[Entries taken from a collection]
# # # # #

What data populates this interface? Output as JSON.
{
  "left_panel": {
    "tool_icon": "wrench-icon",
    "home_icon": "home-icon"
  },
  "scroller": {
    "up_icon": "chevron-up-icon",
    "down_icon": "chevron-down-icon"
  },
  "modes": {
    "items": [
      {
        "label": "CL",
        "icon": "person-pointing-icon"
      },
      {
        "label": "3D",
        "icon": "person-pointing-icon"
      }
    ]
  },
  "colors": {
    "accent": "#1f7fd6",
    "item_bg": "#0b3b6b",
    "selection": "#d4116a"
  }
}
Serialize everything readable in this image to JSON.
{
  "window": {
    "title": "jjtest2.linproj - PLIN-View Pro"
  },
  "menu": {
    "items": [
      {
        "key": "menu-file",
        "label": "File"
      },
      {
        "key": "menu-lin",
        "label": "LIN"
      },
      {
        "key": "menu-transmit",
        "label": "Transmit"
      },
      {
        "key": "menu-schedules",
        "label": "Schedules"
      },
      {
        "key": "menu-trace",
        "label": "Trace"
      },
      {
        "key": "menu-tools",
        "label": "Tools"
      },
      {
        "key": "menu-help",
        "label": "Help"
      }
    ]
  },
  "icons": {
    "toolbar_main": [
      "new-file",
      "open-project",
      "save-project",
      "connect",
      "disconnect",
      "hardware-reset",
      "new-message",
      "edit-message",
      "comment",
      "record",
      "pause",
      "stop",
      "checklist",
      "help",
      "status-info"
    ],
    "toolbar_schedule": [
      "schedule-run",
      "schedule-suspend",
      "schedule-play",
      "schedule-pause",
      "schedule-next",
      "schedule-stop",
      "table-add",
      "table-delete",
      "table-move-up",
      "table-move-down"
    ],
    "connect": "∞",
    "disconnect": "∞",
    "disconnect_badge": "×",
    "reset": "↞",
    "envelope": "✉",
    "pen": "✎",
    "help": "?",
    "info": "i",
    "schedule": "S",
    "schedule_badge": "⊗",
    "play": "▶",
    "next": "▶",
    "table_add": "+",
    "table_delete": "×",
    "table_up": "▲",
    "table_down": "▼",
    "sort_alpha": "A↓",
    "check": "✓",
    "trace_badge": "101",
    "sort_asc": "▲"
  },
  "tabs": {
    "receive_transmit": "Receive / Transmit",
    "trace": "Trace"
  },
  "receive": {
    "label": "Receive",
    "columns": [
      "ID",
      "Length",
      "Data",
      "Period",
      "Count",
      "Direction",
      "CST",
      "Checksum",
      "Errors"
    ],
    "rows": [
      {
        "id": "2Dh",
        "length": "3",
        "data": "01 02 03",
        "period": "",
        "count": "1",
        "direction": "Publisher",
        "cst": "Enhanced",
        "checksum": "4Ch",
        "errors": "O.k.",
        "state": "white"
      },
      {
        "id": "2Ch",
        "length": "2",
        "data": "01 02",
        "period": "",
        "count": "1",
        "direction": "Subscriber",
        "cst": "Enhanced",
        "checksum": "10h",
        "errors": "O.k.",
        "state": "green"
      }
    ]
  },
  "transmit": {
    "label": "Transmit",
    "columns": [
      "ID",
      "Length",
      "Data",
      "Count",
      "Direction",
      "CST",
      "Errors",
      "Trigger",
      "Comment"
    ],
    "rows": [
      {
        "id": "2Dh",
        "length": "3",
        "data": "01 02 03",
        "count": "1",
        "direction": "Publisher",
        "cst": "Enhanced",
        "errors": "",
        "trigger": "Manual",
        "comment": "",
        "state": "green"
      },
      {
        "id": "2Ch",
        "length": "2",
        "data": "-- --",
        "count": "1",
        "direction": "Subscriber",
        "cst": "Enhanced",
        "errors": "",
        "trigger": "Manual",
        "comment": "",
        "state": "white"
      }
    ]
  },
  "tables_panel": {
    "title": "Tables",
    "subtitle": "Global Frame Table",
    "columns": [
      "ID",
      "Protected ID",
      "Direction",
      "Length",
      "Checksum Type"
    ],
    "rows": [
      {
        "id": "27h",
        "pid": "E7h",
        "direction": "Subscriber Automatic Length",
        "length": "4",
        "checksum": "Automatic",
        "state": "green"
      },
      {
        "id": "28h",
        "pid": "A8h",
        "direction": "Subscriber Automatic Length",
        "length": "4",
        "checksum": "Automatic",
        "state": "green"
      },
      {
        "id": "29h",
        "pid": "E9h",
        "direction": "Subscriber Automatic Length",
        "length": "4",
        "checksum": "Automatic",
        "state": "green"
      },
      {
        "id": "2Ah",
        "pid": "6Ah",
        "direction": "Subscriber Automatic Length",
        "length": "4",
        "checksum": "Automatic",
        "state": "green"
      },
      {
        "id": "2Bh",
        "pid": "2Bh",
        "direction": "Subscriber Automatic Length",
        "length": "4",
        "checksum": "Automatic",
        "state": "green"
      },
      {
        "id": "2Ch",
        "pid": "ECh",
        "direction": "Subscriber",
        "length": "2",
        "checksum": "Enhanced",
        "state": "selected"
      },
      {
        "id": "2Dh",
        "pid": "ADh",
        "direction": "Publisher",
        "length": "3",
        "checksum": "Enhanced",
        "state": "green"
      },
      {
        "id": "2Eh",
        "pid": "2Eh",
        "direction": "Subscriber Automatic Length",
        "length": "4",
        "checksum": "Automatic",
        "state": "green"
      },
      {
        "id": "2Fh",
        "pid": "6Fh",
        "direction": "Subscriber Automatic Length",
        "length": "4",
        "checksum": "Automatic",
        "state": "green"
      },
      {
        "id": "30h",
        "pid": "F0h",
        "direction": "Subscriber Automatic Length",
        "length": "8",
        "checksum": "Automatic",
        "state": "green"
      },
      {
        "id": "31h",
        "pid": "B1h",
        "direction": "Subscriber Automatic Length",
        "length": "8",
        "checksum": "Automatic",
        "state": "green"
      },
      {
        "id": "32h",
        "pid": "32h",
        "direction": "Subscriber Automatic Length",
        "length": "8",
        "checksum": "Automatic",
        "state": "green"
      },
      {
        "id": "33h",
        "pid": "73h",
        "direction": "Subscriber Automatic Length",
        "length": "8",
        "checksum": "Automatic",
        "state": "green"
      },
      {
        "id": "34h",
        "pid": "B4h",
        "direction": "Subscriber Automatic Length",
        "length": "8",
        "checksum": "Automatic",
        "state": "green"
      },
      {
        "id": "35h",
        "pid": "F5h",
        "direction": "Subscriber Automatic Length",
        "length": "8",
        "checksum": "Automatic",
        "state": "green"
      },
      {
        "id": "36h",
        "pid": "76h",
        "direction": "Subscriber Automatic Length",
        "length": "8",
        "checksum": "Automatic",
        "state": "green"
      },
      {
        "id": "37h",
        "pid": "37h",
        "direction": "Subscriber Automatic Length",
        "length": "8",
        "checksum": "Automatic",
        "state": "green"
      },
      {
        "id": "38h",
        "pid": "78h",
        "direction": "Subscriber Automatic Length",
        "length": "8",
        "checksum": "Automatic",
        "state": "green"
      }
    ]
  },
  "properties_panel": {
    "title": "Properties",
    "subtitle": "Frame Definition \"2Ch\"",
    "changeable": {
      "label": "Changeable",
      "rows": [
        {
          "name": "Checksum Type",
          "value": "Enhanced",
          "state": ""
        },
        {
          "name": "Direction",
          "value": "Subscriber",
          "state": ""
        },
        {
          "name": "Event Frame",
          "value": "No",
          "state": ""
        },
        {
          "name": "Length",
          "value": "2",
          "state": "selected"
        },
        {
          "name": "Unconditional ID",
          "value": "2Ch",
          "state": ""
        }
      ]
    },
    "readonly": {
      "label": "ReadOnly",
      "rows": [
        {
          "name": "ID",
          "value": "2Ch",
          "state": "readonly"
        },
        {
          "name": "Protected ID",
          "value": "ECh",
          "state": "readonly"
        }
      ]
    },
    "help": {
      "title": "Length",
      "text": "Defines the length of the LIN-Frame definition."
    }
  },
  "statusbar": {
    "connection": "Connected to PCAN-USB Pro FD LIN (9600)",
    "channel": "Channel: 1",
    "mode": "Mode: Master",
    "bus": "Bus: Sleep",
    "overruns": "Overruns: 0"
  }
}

# # # # #

Directions for this task » Extract every line above that contains the word "name".

Result »
          "name": "Checksum Type",
          "name": "Direction",
          "name": "Event Frame",
          "name": "Length",
          "name": "Unconditional ID",
          "name": "ID",
          "name": "Protected ID",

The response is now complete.